Write out all of the entries exactly, please.

[Records excerpted from a collection]
<<<<

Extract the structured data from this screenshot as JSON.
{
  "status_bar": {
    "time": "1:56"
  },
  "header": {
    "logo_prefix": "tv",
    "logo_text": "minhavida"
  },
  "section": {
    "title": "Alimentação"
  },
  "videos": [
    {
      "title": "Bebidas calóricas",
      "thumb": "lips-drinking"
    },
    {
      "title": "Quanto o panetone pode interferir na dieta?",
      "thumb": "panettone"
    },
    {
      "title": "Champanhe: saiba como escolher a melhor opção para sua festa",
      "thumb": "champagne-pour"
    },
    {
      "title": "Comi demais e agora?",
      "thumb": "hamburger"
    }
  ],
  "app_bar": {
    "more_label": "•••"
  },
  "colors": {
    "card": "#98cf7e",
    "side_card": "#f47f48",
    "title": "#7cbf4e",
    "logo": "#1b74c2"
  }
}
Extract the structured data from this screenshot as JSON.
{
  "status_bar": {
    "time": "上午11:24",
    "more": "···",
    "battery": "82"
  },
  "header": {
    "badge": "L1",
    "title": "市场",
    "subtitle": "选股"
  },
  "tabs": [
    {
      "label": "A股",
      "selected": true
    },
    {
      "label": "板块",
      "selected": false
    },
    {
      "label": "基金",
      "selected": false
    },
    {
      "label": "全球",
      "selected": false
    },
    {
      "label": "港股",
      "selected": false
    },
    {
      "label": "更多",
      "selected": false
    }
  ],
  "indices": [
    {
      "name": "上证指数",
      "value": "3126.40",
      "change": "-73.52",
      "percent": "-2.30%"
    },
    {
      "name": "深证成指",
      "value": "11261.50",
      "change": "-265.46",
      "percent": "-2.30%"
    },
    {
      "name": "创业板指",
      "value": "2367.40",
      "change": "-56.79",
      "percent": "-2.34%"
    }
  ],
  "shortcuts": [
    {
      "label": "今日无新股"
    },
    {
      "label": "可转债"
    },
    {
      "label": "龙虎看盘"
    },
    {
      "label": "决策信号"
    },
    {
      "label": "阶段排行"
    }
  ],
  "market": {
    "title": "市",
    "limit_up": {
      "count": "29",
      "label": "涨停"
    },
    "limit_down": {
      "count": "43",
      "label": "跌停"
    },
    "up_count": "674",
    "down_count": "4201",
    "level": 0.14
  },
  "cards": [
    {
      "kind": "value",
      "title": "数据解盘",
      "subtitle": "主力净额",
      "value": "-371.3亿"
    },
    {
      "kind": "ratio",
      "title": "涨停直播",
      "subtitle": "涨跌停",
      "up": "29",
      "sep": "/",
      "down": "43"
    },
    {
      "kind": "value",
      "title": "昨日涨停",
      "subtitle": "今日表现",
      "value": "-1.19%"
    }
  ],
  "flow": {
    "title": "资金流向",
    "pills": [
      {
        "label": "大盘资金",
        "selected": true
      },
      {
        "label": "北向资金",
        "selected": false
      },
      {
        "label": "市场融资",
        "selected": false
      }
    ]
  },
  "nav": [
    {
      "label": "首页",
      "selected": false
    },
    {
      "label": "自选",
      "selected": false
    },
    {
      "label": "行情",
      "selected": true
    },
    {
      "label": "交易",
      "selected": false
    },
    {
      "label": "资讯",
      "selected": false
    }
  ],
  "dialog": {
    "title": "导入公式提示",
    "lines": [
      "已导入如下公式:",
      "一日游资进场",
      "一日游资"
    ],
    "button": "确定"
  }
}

>>>>

EXERCISE ANSWER:
Extract the structured data from this screenshot as JSON.
{
  "status_bar": {
    "time": "1:56"
  },
  "header": {
    "logo_prefix": "tv",
    "logo_text": "minhavida"
  },
  "section": {
    "title": "Alimentação"
  },
  "videos": [
    {
      "title": "Bebidas calóricas",
      "thumb": "lips-drinking"
    },
    {
      "title": "Quanto o panetone pode interferir na dieta?",
      "thumb": "panettone"
    },
    {
      "title": "Champanhe: saiba como escolher a melhor opção para sua festa",
      "thumb": "champagne-pour"
    },
    {
      "title": "Comi demais e agora?",
      "thumb": "hamburger"
    }
  ],
  "app_bar": {
    "more_label": "•••"
  },
  "colors": {
    "card": "#98cf7e",
    "side_card": "#f47f48",
    "title": "#7cbf4e",
    "logo": "#1b74c2"
  }
}
Extract the structured data from this screenshot as JSON.
{
  "status_bar": {
    "time": "上午11:24",
    "more": "···",
    "battery": "82"
  },
  "header": {
    "badge": "L1",
    "title": "市场",
    "subtitle": "选股"
  },
  "tabs": [
    {
      "label": "A股",
      "selected": true
    },
    {
      "label": "板块",
      "selected": false
    },
    {
      "label": "基金",
      "selected": false
    },
    {
      "label": "全球",
      "selected": false
    },
    {
      "label": "港股",
      "selected": false
    },
    {
      "label": "更多",
      "selected": false
    }
  ],
  "indices": [
    {
      "name": "上证指数",
      "value": "3126.40",
      "change": "-73.52",
      "percent": "-2.30%"
    },
    {
      "name": "深证成指",
      "value": "11261.50",
      "change": "-265.46",
      "percent": "-2.30%"
    },
    {
      "name": "创业板指",
      "value": "2367.40",
      "change": "-56.79",
      "percent": "-2.34%"
    }
  ],
  "shortcuts": [
    {
      "label": "今日无新股"
    },
    {
      "label": "可转债"
    },
    {
      "label": "龙虎看盘"
    },
    {
      "label": "决策信号"
    },
    {
      "label": "阶段排行"
    }
  ],
  "market": {
    "title": "市",
    "limit_up": {
      "count": "29",
      "label": "涨停"
    },
    "limit_down": {
      "count": "43",
      "label": "跌停"
    },
    "up_count": "674",
    "down_count": "4201",
    "level": 0.14
  },
  "cards": [
    {
      "kind": "value",
      "title": "数据解盘",
      "subtitle": "主力净额",
      "value": "-371.3亿"
    },
    {
      "kind": "ratio",
      "title": "涨停直播",
      "subtitle": "涨跌停",
      "up": "29",
      "sep": "/",
      "down": "43"
    },
    {
      "kind": "value",
      "title": "昨日涨停",
      "subtitle": "今日表现",
      "value": "-1.19%"
    }
  ],
  "flow": {
    "title": "资金流向",
    "pills": [
      {
        "label": "大盘资金",
        "selected": true
      },
      {
        "label": "北向资金",
        "selected": false
      },
      {
        "label": "市场融资",
        "selected": false
      }
    ]
  },
  "nav": [
    {
      "label": "首页",
      "selected": false
    },
    {
      "label": "自选",
      "selected": false
    },
    {
      "label": "行情",
      "selected": true
    },
    {
      "label": "交易",
      "selected": false
    },
    {
      "label": "资讯",
      "selected": false
    }
  ],
  "dialog": {
    "title": "导入公式提示",
    "lines": [
      "已导入如下公式:",
      "一日游资进场",
      "一日游资"
    ],
    "button": "确定"
  }
}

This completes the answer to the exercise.